# Goal:
Locate all lines with the word "comply" and copy them out.

# Input material:
>>>>>

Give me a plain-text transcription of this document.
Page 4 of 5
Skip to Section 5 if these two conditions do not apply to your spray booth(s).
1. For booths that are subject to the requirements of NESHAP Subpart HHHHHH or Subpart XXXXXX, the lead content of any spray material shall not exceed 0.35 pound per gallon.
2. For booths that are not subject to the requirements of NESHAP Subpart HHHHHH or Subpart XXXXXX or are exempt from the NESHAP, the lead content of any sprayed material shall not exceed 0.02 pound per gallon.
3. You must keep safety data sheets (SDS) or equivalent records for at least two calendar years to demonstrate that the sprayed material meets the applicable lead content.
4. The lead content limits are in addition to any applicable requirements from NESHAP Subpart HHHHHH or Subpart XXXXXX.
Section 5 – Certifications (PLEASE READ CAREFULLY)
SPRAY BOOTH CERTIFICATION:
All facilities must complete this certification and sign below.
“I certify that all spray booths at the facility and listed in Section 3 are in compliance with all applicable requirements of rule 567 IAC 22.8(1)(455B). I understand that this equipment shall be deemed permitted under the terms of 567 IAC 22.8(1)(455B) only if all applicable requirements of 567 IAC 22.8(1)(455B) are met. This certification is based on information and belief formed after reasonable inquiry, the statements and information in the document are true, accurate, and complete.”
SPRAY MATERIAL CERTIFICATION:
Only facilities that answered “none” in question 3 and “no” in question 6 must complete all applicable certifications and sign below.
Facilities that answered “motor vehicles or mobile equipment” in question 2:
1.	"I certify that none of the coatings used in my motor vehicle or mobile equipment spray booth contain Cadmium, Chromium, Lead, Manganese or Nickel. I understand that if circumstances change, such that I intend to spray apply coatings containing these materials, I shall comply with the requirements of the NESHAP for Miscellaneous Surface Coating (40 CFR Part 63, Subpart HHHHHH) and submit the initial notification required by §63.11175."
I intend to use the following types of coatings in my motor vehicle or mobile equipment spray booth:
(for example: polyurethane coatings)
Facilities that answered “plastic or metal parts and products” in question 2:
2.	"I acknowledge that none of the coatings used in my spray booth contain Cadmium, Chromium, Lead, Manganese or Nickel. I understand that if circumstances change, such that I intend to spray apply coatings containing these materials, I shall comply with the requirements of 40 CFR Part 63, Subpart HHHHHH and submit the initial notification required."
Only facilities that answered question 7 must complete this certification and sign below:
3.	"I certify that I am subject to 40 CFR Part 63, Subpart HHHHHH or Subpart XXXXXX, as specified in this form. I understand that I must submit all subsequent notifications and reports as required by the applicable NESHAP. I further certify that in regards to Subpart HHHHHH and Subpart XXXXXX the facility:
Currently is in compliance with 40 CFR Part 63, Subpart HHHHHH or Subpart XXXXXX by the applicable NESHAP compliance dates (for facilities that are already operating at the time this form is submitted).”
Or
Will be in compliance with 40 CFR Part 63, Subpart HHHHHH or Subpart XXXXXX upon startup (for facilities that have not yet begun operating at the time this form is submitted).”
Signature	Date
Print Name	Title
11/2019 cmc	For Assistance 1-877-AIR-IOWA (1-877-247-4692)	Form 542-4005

<<<<<

# Written answer:
1.	"I certify that none of the coatings used in my motor vehicle or mobile equipment spray booth contain Cadmium, Chromium, Lead, Manganese or Nickel. I understand that if circumstances change, such that I intend to spray apply coatings containing these materials, I shall comply with the requirements of the NESHAP for Miscellaneous Surface Coating (40 CFR Part 63, Subpart HHHHHH) and submit the initial notification required by §63.11175."
2.	"I acknowledge that none of the coatings used in my spray booth contain Cadmium, Chromium, Lead, Manganese or Nickel. I understand that if circumstances change, such that I intend to spray apply coatings containing these materials, I shall comply with the requirements of 40 CFR Part 63, Subpart HHHHHH and submit the initial notification required."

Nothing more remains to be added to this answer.